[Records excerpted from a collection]
## Start

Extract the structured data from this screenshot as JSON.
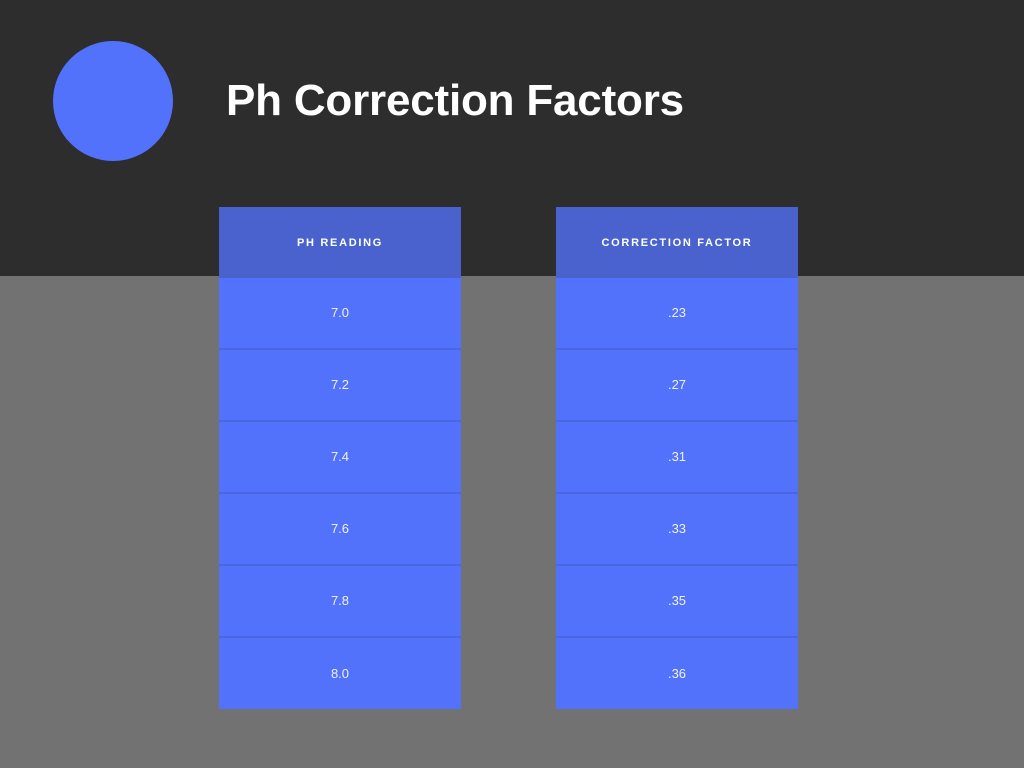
{
  "slide": {
    "title": "Ph Correction Factors",
    "logo_shape": "circle",
    "background_top_color": "#2d2d2d",
    "background_bottom_color": "#727272",
    "accent_color": "#5272fb",
    "header_cell_color": "#4a62ce",
    "divider_color": "#4a66e0",
    "title_color": "#ffffff"
  },
  "table": {
    "columns": [
      {
        "header": "PH READING"
      },
      {
        "header": "CORRECTION FACTOR"
      }
    ],
    "rows": [
      {
        "ph_reading": "7.0",
        "correction_factor": ".23"
      },
      {
        "ph_reading": "7.2",
        "correction_factor": ".27"
      },
      {
        "ph_reading": "7.4",
        "correction_factor": ".31"
      },
      {
        "ph_reading": "7.6",
        "correction_factor": ".33"
      },
      {
        "ph_reading": "7.8",
        "correction_factor": ".35"
      },
      {
        "ph_reading": "8.0",
        "correction_factor": ".36"
      }
    ]
  },
  "chart_data": {
    "type": "table",
    "title": "Ph Correction Factors",
    "columns": [
      "PH READING",
      "CORRECTION FACTOR"
    ],
    "categories": [
      "7.0",
      "7.2",
      "7.4",
      "7.6",
      "7.8",
      "8.0"
    ],
    "series": [
      {
        "name": "CORRECTION FACTOR",
        "values": [
          0.23,
          0.27,
          0.31,
          0.33,
          0.35,
          0.36
        ]
      }
    ],
    "xlabel": "PH READING",
    "ylabel": "CORRECTION FACTOR",
    "grid": false,
    "legend": "none"
  }
}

## End

[YOUR INSTRUCTIONS] Omit the pictures and restate the rest of the records verbatim.

[RESULT]
Extract the structured data from this screenshot as JSON.
{
  "slide": {
    "title": "Ph Correction Factors",
    "logo_shape": "circle",
    "background_top_color": "#2d2d2d",
    "background_bottom_color": "#727272",
    "accent_color": "#5272fb",
    "header_cell_color": "#4a62ce",
    "divider_color": "#4a66e0",
    "title_color": "#ffffff"
  },
  "table": {
    "columns": [
      {
        "header": "PH READING"
      },
      {
        "header": "CORRECTION FACTOR"
      }
    ],
    "rows": [
      {
        "ph_reading": "7.0",
        "correction_factor": ".23"
      },
      {
        "ph_reading": "7.2",
        "correction_factor": ".27"
      },
      {
        "ph_reading": "7.4",
        "correction_factor": ".31"
      },
      {
        "ph_reading": "7.6",
        "correction_factor": ".33"
      },
      {
        "ph_reading": "7.8",
        "correction_factor": ".35"
      },
      {
        "ph_reading": "8.0",
        "correction_factor": ".36"
      }
    ]
  },
  "chart_data": {
    "type": "table",
    "title": "Ph Correction Factors",
    "columns": [
      "PH READING",
      "CORRECTION FACTOR"
    ],
    "categories": [
      "7.0",
      "7.2",
      "7.4",
      "7.6",
      "7.8",
      "8.0"
    ],
    "series": [
      {
        "name": "CORRECTION FACTOR",
        "values": [
          0.23,
          0.27,
          0.31,
          0.33,
          0.35,
          0.36
        ]
      }
    ],
    "xlabel": "PH READING",
    "ylabel": "CORRECTION FACTOR",
    "grid": false,
    "legend": "none"
  }
}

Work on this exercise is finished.